[begin Records for processing]

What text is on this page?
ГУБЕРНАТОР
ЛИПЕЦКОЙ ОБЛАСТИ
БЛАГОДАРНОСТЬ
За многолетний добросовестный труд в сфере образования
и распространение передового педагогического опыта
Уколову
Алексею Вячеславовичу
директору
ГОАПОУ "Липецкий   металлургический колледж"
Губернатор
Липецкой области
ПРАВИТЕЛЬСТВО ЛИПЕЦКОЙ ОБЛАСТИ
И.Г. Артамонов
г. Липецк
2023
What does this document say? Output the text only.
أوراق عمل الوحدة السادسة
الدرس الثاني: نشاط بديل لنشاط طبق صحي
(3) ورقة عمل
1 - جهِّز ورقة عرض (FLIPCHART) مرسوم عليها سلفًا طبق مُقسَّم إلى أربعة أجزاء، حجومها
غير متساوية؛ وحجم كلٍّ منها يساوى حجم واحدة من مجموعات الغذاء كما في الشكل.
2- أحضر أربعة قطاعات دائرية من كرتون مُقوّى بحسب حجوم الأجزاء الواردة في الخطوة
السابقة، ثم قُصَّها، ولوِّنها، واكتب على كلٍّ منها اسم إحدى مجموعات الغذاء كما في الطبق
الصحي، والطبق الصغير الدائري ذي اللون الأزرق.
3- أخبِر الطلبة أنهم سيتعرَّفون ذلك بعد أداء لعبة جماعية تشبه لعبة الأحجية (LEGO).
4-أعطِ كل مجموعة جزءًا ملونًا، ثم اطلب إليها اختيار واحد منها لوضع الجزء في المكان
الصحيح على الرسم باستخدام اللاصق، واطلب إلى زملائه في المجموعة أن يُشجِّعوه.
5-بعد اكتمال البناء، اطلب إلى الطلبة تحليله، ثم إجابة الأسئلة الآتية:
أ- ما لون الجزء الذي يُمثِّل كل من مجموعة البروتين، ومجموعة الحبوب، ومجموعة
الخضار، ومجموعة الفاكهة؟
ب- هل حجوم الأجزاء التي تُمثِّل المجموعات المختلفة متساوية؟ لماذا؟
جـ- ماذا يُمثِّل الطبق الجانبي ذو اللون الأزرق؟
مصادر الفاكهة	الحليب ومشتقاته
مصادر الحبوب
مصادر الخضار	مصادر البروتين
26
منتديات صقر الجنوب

[end Records for processing]

■ **Exercise description**: Give every line of the material again, exactly as it reads.

■ **The answer**:
What text is on this page?
ГУБЕРНАТОР
ЛИПЕЦКОЙ ОБЛАСТИ
БЛАГОДАРНОСТЬ
За многолетний добросовестный труд в сфере образования
и распространение передового педагогического опыта
Уколову
Алексею Вячеславовичу
директору
ГОАПОУ "Липецкий   металлургический колледж"
Губернатор
Липецкой области
ПРАВИТЕЛЬСТВО ЛИПЕЦКОЙ ОБЛАСТИ
И.Г. Артамонов
г. Липецк
2023
What does this document say? Output the text only.
أوراق عمل الوحدة السادسة
الدرس الثاني: نشاط بديل لنشاط طبق صحي
(3) ورقة عمل
1 - جهِّز ورقة عرض (FLIPCHART) مرسوم عليها سلفًا طبق مُقسَّم إلى أربعة أجزاء، حجومها
غير متساوية؛ وحجم كلٍّ منها يساوى حجم واحدة من مجموعات الغذاء كما في الشكل.
2- أحضر أربعة قطاعات دائرية من كرتون مُقوّى بحسب حجوم الأجزاء الواردة في الخطوة
السابقة، ثم قُصَّها، ولوِّنها، واكتب على كلٍّ منها اسم إحدى مجموعات الغذاء كما في الطبق
الصحي، والطبق الصغير الدائري ذي اللون الأزرق.
3- أخبِر الطلبة أنهم سيتعرَّفون ذلك بعد أداء لعبة جماعية تشبه لعبة الأحجية (LEGO).
4-أعطِ كل مجموعة جزءًا ملونًا، ثم اطلب إليها اختيار واحد منها لوضع الجزء في المكان
الصحيح على الرسم باستخدام اللاصق، واطلب إلى زملائه في المجموعة أن يُشجِّعوه.
5-بعد اكتمال البناء، اطلب إلى الطلبة تحليله، ثم إجابة الأسئلة الآتية:
أ- ما لون الجزء الذي يُمثِّل كل من مجموعة البروتين، ومجموعة الحبوب، ومجموعة
الخضار، ومجموعة الفاكهة؟
ب- هل حجوم الأجزاء التي تُمثِّل المجموعات المختلفة متساوية؟ لماذا؟
جـ- ماذا يُمثِّل الطبق الجانبي ذو اللون الأزرق؟
مصادر الفاكهة	الحليب ومشتقاته
مصادر الحبوب
مصادر الخضار	مصادر البروتين
26
منتديات صقر الجنوب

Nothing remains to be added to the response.